*What the task asks:*
Search the material for "revenus" and show all lines that contain it.

Records excerpted from a collection

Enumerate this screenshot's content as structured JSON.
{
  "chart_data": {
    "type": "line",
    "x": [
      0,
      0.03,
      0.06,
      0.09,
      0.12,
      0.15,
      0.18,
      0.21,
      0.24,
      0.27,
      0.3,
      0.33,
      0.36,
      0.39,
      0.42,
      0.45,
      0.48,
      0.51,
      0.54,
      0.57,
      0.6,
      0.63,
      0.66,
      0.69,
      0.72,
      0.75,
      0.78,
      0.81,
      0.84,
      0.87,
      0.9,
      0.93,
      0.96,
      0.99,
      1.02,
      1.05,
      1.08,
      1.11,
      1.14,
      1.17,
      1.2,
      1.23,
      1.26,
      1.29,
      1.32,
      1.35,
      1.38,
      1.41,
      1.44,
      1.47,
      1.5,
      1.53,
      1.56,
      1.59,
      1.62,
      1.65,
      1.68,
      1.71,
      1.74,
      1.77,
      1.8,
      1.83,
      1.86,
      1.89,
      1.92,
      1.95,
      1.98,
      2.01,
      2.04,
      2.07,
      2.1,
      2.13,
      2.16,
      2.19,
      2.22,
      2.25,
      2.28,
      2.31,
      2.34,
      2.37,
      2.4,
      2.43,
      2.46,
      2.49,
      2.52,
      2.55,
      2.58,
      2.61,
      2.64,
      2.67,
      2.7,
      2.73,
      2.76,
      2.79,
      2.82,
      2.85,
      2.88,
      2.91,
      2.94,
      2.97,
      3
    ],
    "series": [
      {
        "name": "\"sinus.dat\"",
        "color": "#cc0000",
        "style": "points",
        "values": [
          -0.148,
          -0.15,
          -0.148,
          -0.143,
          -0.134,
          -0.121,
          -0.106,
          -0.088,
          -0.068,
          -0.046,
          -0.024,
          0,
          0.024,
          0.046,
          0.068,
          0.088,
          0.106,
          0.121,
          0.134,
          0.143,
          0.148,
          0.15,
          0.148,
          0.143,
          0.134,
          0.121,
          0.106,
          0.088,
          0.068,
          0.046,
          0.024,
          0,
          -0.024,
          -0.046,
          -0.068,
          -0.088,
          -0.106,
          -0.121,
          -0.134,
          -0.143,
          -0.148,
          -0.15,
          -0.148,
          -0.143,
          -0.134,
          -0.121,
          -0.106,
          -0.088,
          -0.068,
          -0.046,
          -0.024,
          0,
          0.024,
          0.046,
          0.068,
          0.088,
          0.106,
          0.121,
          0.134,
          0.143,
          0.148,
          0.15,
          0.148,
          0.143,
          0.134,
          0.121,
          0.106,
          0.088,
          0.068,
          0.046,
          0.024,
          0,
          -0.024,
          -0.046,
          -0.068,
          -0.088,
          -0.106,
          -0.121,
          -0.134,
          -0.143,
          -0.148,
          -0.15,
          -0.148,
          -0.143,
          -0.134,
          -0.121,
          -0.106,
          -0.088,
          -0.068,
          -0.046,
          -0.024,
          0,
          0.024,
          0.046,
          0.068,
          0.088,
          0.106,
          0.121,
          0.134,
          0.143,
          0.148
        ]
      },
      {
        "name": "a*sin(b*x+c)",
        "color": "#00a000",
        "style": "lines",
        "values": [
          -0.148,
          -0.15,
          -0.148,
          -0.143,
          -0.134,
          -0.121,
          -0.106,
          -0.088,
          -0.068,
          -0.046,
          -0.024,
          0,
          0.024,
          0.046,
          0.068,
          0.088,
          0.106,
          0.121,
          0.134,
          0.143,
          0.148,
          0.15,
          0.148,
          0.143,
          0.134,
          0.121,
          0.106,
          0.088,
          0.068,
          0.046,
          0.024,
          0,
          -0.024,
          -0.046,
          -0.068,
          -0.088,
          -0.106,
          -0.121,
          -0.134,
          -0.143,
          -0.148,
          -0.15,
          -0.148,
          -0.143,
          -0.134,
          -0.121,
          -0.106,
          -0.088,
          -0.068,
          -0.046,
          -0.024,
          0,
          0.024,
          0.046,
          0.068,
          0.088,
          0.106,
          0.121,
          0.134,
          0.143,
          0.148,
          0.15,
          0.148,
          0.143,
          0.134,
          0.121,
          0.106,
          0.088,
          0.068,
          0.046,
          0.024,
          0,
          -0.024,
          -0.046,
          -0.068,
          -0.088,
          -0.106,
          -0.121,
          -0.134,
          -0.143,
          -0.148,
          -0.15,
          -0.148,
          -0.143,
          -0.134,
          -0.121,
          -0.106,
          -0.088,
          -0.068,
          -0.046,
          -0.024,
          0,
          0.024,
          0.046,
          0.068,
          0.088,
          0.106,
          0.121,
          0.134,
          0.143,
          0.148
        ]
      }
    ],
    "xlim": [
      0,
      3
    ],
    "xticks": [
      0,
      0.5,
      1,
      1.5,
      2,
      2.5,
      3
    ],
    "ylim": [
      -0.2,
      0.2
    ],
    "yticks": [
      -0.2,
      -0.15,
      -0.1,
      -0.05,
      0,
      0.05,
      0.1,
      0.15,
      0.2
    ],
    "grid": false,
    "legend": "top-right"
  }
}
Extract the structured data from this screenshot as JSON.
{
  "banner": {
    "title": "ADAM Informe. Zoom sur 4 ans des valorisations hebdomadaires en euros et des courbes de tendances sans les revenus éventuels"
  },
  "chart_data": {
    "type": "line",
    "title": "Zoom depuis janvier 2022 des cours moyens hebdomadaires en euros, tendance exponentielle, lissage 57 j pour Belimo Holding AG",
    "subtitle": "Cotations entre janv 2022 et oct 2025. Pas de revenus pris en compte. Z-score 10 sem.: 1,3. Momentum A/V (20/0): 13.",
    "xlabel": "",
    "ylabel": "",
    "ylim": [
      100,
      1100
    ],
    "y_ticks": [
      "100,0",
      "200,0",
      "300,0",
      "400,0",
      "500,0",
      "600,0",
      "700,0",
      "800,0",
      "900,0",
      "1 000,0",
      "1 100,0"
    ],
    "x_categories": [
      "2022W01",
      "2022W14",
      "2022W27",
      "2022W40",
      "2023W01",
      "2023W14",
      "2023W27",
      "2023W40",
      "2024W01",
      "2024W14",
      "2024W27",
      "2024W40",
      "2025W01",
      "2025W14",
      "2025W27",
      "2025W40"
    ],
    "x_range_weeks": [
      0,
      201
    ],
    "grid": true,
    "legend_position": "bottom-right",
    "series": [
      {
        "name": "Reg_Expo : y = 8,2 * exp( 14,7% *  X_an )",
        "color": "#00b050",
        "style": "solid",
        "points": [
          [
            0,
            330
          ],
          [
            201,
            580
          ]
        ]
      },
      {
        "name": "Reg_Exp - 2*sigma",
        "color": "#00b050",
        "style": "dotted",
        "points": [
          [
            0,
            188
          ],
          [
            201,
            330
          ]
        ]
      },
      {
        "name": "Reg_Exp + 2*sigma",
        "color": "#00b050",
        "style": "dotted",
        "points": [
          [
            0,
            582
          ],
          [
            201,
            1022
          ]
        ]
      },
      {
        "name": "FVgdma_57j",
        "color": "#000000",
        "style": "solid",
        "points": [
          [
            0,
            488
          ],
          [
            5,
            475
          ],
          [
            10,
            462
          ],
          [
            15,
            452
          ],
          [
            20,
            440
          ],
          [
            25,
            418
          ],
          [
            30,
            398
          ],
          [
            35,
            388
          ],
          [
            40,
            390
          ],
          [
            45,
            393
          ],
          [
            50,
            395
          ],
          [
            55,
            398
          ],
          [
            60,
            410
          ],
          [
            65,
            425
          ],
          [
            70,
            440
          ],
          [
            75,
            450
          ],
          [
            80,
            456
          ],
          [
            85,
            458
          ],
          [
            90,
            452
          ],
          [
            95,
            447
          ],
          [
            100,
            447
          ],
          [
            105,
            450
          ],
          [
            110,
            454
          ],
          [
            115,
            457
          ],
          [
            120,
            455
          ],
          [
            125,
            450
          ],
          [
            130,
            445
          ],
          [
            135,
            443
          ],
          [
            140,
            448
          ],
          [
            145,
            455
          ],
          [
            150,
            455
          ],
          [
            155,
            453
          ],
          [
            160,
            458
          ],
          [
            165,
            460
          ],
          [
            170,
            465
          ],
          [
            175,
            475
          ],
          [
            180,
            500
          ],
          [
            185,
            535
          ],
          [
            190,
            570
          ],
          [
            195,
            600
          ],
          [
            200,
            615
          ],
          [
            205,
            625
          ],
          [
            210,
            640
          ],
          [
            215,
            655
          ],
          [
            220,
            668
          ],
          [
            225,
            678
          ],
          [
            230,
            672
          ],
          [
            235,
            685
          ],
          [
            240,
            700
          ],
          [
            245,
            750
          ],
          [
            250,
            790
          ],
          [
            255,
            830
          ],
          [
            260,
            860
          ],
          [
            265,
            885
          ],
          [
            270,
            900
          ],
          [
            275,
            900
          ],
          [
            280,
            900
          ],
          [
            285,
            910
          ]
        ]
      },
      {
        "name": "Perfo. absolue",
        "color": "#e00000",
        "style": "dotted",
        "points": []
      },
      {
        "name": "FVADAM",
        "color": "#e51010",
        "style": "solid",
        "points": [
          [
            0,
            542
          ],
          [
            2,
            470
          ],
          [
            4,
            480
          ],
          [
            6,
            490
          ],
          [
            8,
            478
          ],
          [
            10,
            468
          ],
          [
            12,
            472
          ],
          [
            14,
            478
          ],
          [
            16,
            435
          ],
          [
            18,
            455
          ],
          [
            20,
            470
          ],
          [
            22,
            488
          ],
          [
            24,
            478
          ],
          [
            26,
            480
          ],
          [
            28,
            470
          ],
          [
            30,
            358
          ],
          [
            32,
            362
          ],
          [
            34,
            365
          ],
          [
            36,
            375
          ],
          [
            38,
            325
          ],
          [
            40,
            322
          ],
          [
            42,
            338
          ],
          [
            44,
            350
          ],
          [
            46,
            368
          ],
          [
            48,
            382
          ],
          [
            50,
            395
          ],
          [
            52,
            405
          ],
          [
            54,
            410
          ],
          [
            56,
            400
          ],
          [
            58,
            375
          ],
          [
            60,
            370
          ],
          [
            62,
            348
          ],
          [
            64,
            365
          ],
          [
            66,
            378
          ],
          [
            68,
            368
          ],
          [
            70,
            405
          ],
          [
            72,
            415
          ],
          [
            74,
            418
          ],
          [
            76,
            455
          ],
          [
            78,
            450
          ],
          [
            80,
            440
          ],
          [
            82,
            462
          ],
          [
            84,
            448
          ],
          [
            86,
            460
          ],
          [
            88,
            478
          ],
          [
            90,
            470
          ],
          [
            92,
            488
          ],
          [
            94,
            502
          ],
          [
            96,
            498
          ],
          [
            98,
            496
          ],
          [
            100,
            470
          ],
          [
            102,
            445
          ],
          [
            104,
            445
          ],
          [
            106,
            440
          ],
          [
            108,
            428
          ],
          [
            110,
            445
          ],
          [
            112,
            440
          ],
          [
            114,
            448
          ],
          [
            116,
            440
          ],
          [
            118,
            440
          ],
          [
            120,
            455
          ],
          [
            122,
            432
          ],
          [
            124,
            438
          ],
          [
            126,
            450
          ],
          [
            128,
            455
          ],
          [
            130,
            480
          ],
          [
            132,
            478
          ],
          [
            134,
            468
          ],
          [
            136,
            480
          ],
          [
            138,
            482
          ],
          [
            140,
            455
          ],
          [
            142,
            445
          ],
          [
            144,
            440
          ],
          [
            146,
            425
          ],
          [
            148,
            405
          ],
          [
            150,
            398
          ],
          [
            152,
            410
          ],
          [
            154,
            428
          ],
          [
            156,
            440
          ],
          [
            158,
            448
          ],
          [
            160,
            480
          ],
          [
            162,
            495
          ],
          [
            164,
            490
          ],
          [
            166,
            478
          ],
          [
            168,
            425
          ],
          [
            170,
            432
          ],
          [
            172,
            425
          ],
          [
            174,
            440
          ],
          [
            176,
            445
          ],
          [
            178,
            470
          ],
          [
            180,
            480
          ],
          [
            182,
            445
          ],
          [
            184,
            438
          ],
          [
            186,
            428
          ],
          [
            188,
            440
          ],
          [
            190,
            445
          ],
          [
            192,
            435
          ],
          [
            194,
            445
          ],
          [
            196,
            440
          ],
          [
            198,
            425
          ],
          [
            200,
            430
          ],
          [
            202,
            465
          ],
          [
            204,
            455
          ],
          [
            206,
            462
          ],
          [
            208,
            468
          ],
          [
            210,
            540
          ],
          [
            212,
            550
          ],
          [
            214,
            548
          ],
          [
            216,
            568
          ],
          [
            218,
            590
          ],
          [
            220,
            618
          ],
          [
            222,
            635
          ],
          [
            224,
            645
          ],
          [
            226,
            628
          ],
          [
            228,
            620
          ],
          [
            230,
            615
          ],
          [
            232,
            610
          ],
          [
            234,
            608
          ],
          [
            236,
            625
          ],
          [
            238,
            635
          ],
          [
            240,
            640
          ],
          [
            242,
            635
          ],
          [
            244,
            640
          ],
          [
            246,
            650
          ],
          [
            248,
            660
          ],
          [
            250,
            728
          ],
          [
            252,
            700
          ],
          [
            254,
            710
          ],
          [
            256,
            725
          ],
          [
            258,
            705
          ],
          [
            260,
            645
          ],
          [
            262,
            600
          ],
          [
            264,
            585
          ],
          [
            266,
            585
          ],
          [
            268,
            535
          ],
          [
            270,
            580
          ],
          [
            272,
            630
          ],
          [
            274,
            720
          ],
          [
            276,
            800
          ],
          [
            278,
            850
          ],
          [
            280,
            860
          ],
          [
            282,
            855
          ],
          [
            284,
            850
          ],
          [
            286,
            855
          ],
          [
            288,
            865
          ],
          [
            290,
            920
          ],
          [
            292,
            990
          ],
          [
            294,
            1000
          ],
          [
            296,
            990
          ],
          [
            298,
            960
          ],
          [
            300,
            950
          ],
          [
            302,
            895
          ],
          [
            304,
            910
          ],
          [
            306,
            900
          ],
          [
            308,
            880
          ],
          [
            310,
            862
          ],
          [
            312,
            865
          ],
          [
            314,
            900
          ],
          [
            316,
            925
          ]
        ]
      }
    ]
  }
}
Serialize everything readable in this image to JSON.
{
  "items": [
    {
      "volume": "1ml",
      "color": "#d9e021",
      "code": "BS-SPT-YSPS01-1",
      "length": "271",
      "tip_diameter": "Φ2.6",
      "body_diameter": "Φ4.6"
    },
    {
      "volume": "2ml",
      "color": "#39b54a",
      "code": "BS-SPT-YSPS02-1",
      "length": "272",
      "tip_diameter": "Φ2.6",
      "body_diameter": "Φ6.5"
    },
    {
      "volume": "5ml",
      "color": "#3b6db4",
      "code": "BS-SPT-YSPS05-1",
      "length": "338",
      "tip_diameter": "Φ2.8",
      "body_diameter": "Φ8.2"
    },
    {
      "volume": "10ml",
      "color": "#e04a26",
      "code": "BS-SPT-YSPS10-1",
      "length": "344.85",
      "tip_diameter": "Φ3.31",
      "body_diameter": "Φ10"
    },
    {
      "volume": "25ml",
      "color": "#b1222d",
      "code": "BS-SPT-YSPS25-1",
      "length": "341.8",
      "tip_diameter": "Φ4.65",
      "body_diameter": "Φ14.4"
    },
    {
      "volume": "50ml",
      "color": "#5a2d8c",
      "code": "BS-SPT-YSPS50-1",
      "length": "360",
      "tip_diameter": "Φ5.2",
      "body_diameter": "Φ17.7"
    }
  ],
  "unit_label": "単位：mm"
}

*Written solution:*
    "title": "ADAM Informe. Zoom sur 4 ans des valorisations hebdomadaires en euros et des courbes de tendances sans les revenus éventuels"
    "subtitle": "Cotations entre janv 2022 et oct 2025. Pas de revenus pris en compte. Z-score 10 sem.: 1,3. Momentum A/V (20/0): 13.",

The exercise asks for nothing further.